- [Recorded data]
= = = = =
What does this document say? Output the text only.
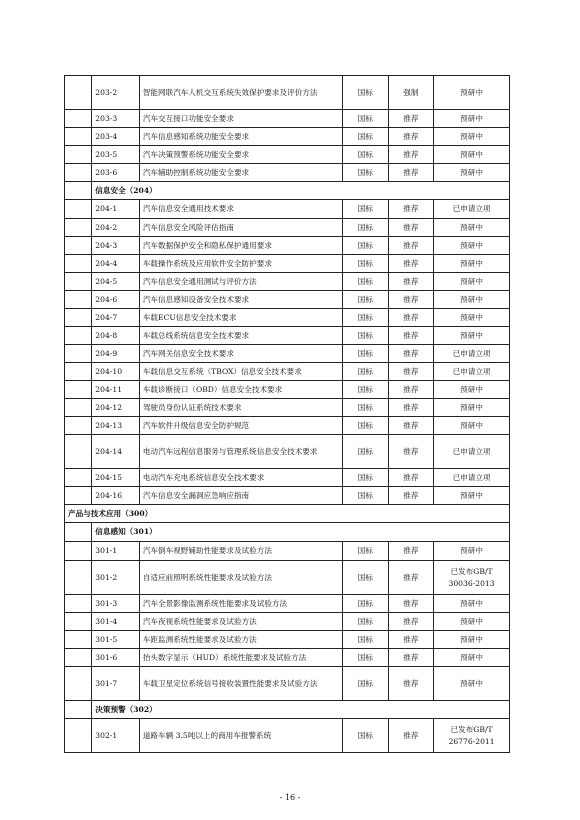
	203-2	智能网联汽车人机交互系统失效保护要求及评价方法	国标	强制	预研中
	203-3	汽车交互接口功能安全要求	国标	推荐	预研中
	203-4	汽车信息感知系统功能安全要求	国标	推荐	预研中
	203-5	汽车决策预警系统功能安全要求	国标	推荐	预研中
	203-6	汽车辅助控制系统功能安全要求	国标	推荐	预研中
	信息安全（204）				
	204-1	汽车信息安全通用技术要求	国标	推荐	已申请立项
	204-2	汽车信息安全风险评估指南	国标	推荐	预研中
	204-3	汽车数据保护安全和隐私保护通用要求	国标	推荐	预研中
	204-4	车载操作系统及应用软件安全防护要求	国标	推荐	预研中
	204-5	汽车信息安全通用测试与评价方法	国标	推荐	预研中
	204-6	汽车信息感知设备安全技术要求	国标	推荐	预研中
	204-7	车载ECU信息安全技术要求	国标	推荐	预研中
	204-8	车载总线系统信息安全技术要求	国标	推荐	预研中
	204-9	汽车网关信息安全技术要求	国标	推荐	已申请立项
	204-10	车载信息交互系统（TBOX）信息安全技术要求	国标	推荐	已申请立项
	204-11	车载诊断接口（OBD）信息安全技术要求	国标	推荐	预研中
	204-12	驾驶员身份认证系统技术要求	国标	推荐	预研中
	204-13	汽车软件升级信息安全防护规范	国标	推荐	预研中
	204-14	电动汽车远程信息服务与管理系统信息安全技术要求	国标	推荐	已申请立项
	204-15	电动汽车充电系统信息安全技术要求	国标	推荐	已申请立项
	204-16	汽车信息安全漏洞应急响应指南	国标	推荐	预研中
产品与技术应用（300）					
	信息感知（301）				
	301-1	汽车倒车视野辅助性能要求及试验方法	国标	推荐	预研中
	301-2	自适应前照明系统性能要求及试验方法	国标	推荐	已发布GB/T 30036-2013
	301-3	汽车全景影像监测系统性能要求及试验方法	国标	推荐	预研中
	301-4	汽车夜视系统性能要求及试验方法	国标	推荐	预研中
	301-5	车距监测系统性能要求及试验方法	国标	推荐	预研中
	301-6	抬头数字显示（HUD）系统性能要求及试验方法	国标	推荐	预研中
	301-7	车载卫星定位系统信号接收装置性能要求及试验方法	国标	推荐	预研中
	决策预警（302）				
	302-1	道路车辆 3.5吨以上的商用车报警系统	国标	推荐	已发布GB/T 26776-2011
- 16 -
= = = = =
Reproduce the material word for word. Any pictures should be left out of the copy.

What does this document say? Output the text only.
	203-2	智能网联汽车人机交互系统失效保护要求及评价方法	国标	强制	预研中
	203-3	汽车交互接口功能安全要求	国标	推荐	预研中
	203-4	汽车信息感知系统功能安全要求	国标	推荐	预研中
	203-5	汽车决策预警系统功能安全要求	国标	推荐	预研中
	203-6	汽车辅助控制系统功能安全要求	国标	推荐	预研中
	信息安全（204）				
	204-1	汽车信息安全通用技术要求	国标	推荐	已申请立项
	204-2	汽车信息安全风险评估指南	国标	推荐	预研中
	204-3	汽车数据保护安全和隐私保护通用要求	国标	推荐	预研中
	204-4	车载操作系统及应用软件安全防护要求	国标	推荐	预研中
	204-5	汽车信息安全通用测试与评价方法	国标	推荐	预研中
	204-6	汽车信息感知设备安全技术要求	国标	推荐	预研中
	204-7	车载ECU信息安全技术要求	国标	推荐	预研中
	204-8	车载总线系统信息安全技术要求	国标	推荐	预研中
	204-9	汽车网关信息安全技术要求	国标	推荐	已申请立项
	204-10	车载信息交互系统（TBOX）信息安全技术要求	国标	推荐	已申请立项
	204-11	车载诊断接口（OBD）信息安全技术要求	国标	推荐	预研中
	204-12	驾驶员身份认证系统技术要求	国标	推荐	预研中
	204-13	汽车软件升级信息安全防护规范	国标	推荐	预研中
	204-14	电动汽车远程信息服务与管理系统信息安全技术要求	国标	推荐	已申请立项
	204-15	电动汽车充电系统信息安全技术要求	国标	推荐	已申请立项
	204-16	汽车信息安全漏洞应急响应指南	国标	推荐	预研中
产品与技术应用（300）					
	信息感知（301）				
	301-1	汽车倒车视野辅助性能要求及试验方法	国标	推荐	预研中
	301-2	自适应前照明系统性能要求及试验方法	国标	推荐	已发布GB/T 30036-2013
	301-3	汽车全景影像监测系统性能要求及试验方法	国标	推荐	预研中
	301-4	汽车夜视系统性能要求及试验方法	国标	推荐	预研中
	301-5	车距监测系统性能要求及试验方法	国标	推荐	预研中
	301-6	抬头数字显示（HUD）系统性能要求及试验方法	国标	推荐	预研中
	301-7	车载卫星定位系统信号接收装置性能要求及试验方法	国标	推荐	预研中
	决策预警（302）				
	302-1	道路车辆 3.5吨以上的商用车报警系统	国标	推荐	已发布GB/T 26776-2011
- 16 -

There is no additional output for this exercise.